_Problem details_.
Every entry that follows needs to be repeated exactly.
-=-=-=-=-
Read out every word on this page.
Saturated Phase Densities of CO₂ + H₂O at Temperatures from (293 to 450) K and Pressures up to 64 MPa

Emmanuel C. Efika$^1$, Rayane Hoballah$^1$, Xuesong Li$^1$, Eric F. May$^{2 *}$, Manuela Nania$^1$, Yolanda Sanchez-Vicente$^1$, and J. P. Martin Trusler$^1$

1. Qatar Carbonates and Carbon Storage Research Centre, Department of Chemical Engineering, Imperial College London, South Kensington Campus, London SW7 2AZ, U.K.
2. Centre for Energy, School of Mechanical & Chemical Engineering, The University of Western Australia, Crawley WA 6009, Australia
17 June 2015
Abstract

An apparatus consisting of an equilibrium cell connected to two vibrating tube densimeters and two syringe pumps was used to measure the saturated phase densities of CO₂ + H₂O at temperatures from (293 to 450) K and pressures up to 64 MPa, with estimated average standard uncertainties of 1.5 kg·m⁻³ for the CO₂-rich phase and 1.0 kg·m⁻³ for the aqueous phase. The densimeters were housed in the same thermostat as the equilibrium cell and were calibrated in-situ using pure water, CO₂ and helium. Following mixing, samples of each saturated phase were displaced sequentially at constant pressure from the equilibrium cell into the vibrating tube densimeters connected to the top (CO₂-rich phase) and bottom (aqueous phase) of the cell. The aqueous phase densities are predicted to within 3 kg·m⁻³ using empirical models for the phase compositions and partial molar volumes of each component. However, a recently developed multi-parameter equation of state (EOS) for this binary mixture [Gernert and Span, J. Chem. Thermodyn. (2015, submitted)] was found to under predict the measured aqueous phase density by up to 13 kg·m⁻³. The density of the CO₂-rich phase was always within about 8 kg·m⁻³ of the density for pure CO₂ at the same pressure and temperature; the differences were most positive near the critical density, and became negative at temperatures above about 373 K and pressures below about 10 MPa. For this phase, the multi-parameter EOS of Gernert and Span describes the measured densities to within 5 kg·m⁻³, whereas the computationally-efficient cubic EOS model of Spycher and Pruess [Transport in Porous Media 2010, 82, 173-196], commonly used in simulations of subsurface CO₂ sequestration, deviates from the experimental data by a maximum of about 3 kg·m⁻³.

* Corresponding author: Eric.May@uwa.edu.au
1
-=-=-=-=-
_Solution to this task_.
Read out every word on this page.
Saturated Phase Densities of CO₂ + H₂O at Temperatures from (293 to 450) K and Pressures up to 64 MPa

Emmanuel C. Efika$^1$, Rayane Hoballah$^1$, Xuesong Li$^1$, Eric F. May$^{2 *}$, Manuela Nania$^1$, Yolanda Sanchez-Vicente$^1$, and J. P. Martin Trusler$^1$

1. Qatar Carbonates and Carbon Storage Research Centre, Department of Chemical Engineering, Imperial College London, South Kensington Campus, London SW7 2AZ, U.K.
2. Centre for Energy, School of Mechanical & Chemical Engineering, The University of Western Australia, Crawley WA 6009, Australia
17 June 2015
Abstract

An apparatus consisting of an equilibrium cell connected to two vibrating tube densimeters and two syringe pumps was used to measure the saturated phase densities of CO₂ + H₂O at temperatures from (293 to 450) K and pressures up to 64 MPa, with estimated average standard uncertainties of 1.5 kg·m⁻³ for the CO₂-rich phase and 1.0 kg·m⁻³ for the aqueous phase. The densimeters were housed in the same thermostat as the equilibrium cell and were calibrated in-situ using pure water, CO₂ and helium. Following mixing, samples of each saturated phase were displaced sequentially at constant pressure from the equilibrium cell into the vibrating tube densimeters connected to the top (CO₂-rich phase) and bottom (aqueous phase) of the cell. The aqueous phase densities are predicted to within 3 kg·m⁻³ using empirical models for the phase compositions and partial molar volumes of each component. However, a recently developed multi-parameter equation of state (EOS) for this binary mixture [Gernert and Span, J. Chem. Thermodyn. (2015, submitted)] was found to under predict the measured aqueous phase density by up to 13 kg·m⁻³. The density of the CO₂-rich phase was always within about 8 kg·m⁻³ of the density for pure CO₂ at the same pressure and temperature; the differences were most positive near the critical density, and became negative at temperatures above about 373 K and pressures below about 10 MPa. For this phase, the multi-parameter EOS of Gernert and Span describes the measured densities to within 5 kg·m⁻³, whereas the computationally-efficient cubic EOS model of Spycher and Pruess [Transport in Porous Media 2010, 82, 173-196], commonly used in simulations of subsurface CO₂ sequestration, deviates from the experimental data by a maximum of about 3 kg·m⁻³.

* Corresponding author: Eric.May@uwa.edu.au
1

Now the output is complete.